Reproduce the rows below unchanged, except that every occurrence of "volume-bar" is replaced with "volume-column".
::::::::::
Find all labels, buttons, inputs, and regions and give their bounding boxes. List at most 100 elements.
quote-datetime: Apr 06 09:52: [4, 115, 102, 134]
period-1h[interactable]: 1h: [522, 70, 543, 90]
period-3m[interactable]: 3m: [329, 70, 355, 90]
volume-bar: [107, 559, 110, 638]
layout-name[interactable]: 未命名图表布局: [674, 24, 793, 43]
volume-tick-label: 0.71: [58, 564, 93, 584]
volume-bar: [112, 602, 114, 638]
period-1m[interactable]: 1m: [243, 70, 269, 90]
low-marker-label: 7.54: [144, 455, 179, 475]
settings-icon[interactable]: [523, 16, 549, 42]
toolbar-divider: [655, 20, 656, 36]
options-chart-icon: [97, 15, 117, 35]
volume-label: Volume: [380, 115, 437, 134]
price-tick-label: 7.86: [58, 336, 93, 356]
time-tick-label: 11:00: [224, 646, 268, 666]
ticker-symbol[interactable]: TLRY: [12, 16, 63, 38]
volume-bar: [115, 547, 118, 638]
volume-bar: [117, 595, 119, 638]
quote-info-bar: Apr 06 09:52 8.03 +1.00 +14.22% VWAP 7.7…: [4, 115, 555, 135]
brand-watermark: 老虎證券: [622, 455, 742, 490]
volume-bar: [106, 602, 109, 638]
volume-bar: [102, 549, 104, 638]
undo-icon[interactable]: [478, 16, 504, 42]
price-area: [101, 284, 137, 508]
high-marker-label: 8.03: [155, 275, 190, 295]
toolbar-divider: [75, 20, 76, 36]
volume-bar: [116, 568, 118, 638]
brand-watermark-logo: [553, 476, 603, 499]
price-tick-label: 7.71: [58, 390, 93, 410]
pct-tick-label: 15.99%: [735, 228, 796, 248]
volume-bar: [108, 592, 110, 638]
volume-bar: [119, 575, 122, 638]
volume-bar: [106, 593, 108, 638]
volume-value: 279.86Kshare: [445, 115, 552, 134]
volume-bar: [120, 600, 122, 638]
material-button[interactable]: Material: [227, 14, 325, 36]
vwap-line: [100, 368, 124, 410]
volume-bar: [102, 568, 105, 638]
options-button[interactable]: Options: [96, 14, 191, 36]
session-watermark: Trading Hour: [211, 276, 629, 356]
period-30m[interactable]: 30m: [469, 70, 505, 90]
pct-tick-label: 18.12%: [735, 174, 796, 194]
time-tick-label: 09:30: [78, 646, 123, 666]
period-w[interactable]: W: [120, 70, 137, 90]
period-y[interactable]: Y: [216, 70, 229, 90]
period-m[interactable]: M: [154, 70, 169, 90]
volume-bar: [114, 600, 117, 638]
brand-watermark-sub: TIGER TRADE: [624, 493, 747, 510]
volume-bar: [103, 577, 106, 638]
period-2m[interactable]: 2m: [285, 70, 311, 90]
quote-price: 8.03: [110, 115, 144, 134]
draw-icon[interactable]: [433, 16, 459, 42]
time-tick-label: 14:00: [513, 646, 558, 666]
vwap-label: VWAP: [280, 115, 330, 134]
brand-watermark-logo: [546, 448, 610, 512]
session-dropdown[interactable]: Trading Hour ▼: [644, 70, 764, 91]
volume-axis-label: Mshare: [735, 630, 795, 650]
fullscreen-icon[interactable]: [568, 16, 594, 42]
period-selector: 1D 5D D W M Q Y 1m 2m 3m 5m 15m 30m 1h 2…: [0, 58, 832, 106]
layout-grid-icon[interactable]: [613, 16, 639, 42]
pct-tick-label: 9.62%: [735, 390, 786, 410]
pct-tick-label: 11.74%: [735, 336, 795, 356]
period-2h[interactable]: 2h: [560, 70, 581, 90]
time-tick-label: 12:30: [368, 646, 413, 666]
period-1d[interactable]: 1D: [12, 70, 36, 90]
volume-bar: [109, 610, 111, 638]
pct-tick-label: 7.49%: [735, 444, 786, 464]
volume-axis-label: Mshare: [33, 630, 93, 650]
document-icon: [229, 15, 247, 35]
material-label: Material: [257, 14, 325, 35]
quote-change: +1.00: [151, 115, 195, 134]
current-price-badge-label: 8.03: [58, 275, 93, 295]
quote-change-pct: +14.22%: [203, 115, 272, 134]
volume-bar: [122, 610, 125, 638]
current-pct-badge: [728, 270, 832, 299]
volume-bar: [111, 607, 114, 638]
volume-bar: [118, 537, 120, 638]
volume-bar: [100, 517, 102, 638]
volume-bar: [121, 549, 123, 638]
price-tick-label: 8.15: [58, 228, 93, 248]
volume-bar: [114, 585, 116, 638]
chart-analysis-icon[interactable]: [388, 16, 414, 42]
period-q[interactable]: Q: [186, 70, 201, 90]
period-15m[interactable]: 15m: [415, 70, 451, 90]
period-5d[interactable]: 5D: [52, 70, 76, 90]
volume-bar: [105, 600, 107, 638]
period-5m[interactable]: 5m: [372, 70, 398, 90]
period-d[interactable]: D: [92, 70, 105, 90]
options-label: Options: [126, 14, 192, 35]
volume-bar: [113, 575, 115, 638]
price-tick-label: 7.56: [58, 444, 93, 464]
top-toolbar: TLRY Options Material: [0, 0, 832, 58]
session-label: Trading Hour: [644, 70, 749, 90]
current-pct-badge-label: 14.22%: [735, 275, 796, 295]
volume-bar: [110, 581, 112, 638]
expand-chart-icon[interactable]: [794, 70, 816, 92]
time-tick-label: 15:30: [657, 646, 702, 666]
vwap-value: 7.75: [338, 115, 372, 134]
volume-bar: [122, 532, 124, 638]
::::::::::
TASK OUTPUT:
Find all labels, buttons, inputs, and regions and give their bounding boxes. List at most 100 elements.
quote-datetime: Apr 06 09:52: [4, 115, 102, 134]
period-1h[interactable]: 1h: [522, 70, 543, 90]
period-3m[interactable]: 3m: [329, 70, 355, 90]
volume-column: [107, 559, 110, 638]
layout-name[interactable]: 未命名图表布局: [674, 24, 793, 43]
volume-tick-label: 0.71: [58, 564, 93, 584]
volume-column: [112, 602, 114, 638]
period-1m[interactable]: 1m: [243, 70, 269, 90]
low-marker-label: 7.54: [144, 455, 179, 475]
settings-icon[interactable]: [523, 16, 549, 42]
toolbar-divider: [655, 20, 656, 36]
options-chart-icon: [97, 15, 117, 35]
volume-label: Volume: [380, 115, 437, 134]
price-tick-label: 7.86: [58, 336, 93, 356]
time-tick-label: 11:00: [224, 646, 268, 666]
ticker-symbol[interactable]: TLRY: [12, 16, 63, 38]
volume-column: [115, 547, 118, 638]
volume-column: [117, 595, 119, 638]
quote-info-bar: Apr 06 09:52 8.03 +1.00 +14.22% VWAP 7.7…: [4, 115, 555, 135]
brand-watermark: 老虎證券: [622, 455, 742, 490]
volume-column: [106, 602, 109, 638]
volume-column: [102, 549, 104, 638]
undo-icon[interactable]: [478, 16, 504, 42]
price-area: [101, 284, 137, 508]
high-marker-label: 8.03: [155, 275, 190, 295]
toolbar-divider: [75, 20, 76, 36]
volume-column: [116, 568, 118, 638]
brand-watermark-logo: [553, 476, 603, 499]
price-tick-label: 7.71: [58, 390, 93, 410]
pct-tick-label: 15.99%: [735, 228, 796, 248]
volume-column: [108, 592, 110, 638]
volume-column: [119, 575, 122, 638]
volume-column: [106, 593, 108, 638]
volume-value: 279.86Kshare: [445, 115, 552, 134]
volume-column: [120, 600, 122, 638]
material-button[interactable]: Material: [227, 14, 325, 36]
vwap-line: [100, 368, 124, 410]
volume-column: [102, 568, 105, 638]
options-button[interactable]: Options: [96, 14, 191, 36]
session-watermark: Trading Hour: [211, 276, 629, 356]
period-30m[interactable]: 30m: [469, 70, 505, 90]
pct-tick-label: 18.12%: [735, 174, 796, 194]
time-tick-label: 09:30: [78, 646, 123, 666]
period-w[interactable]: W: [120, 70, 137, 90]
period-y[interactable]: Y: [216, 70, 229, 90]
period-m[interactable]: M: [154, 70, 169, 90]
volume-column: [114, 600, 117, 638]
brand-watermark-sub: TIGER TRADE: [624, 493, 747, 510]
volume-column: [103, 577, 106, 638]
period-2m[interactable]: 2m: [285, 70, 311, 90]
quote-price: 8.03: [110, 115, 144, 134]
draw-icon[interactable]: [433, 16, 459, 42]
time-tick-label: 14:00: [513, 646, 558, 666]
vwap-label: VWAP: [280, 115, 330, 134]
brand-watermark-logo: [546, 448, 610, 512]
session-dropdown[interactable]: Trading Hour ▼: [644, 70, 764, 91]
volume-axis-label: Mshare: [735, 630, 795, 650]
fullscreen-icon[interactable]: [568, 16, 594, 42]
period-selector: 1D 5D D W M Q Y 1m 2m 3m 5m 15m 30m 1h 2…: [0, 58, 832, 106]
layout-grid-icon[interactable]: [613, 16, 639, 42]
pct-tick-label: 9.62%: [735, 390, 786, 410]
pct-tick-label: 11.74%: [735, 336, 795, 356]
period-2h[interactable]: 2h: [560, 70, 581, 90]
time-tick-label: 12:30: [368, 646, 413, 666]
period-1d[interactable]: 1D: [12, 70, 36, 90]
volume-column: [109, 610, 111, 638]
pct-tick-label: 7.49%: [735, 444, 786, 464]
volume-axis-label: Mshare: [33, 630, 93, 650]
document-icon: [229, 15, 247, 35]
material-label: Material: [257, 14, 325, 35]
quote-change: +1.00: [151, 115, 195, 134]
current-price-badge-label: 8.03: [58, 275, 93, 295]
quote-change-pct: +14.22%: [203, 115, 272, 134]
volume-column: [122, 610, 125, 638]
current-pct-badge: [728, 270, 832, 299]
volume-column: [111, 607, 114, 638]
volume-column: [118, 537, 120, 638]
volume-column: [100, 517, 102, 638]
volume-column: [121, 549, 123, 638]
price-tick-label: 8.15: [58, 228, 93, 248]
volume-column: [114, 585, 116, 638]
chart-analysis-icon[interactable]: [388, 16, 414, 42]
period-q[interactable]: Q: [186, 70, 201, 90]
period-15m[interactable]: 15m: [415, 70, 451, 90]
period-5d[interactable]: 5D: [52, 70, 76, 90]
volume-column: [105, 600, 107, 638]
period-5m[interactable]: 5m: [372, 70, 398, 90]
period-d[interactable]: D: [92, 70, 105, 90]
options-label: Options: [126, 14, 192, 35]
volume-column: [113, 575, 115, 638]
price-tick-label: 7.56: [58, 444, 93, 464]
top-toolbar: TLRY Options Material: [0, 0, 832, 58]
session-label: Trading Hour: [644, 70, 749, 90]
current-pct-badge-label: 14.22%: [735, 275, 796, 295]
volume-column: [110, 581, 112, 638]
expand-chart-icon[interactable]: [794, 70, 816, 92]
time-tick-label: 15:30: [657, 646, 702, 666]
vwap-value: 7.75: [338, 115, 372, 134]
volume-column: [122, 532, 124, 638]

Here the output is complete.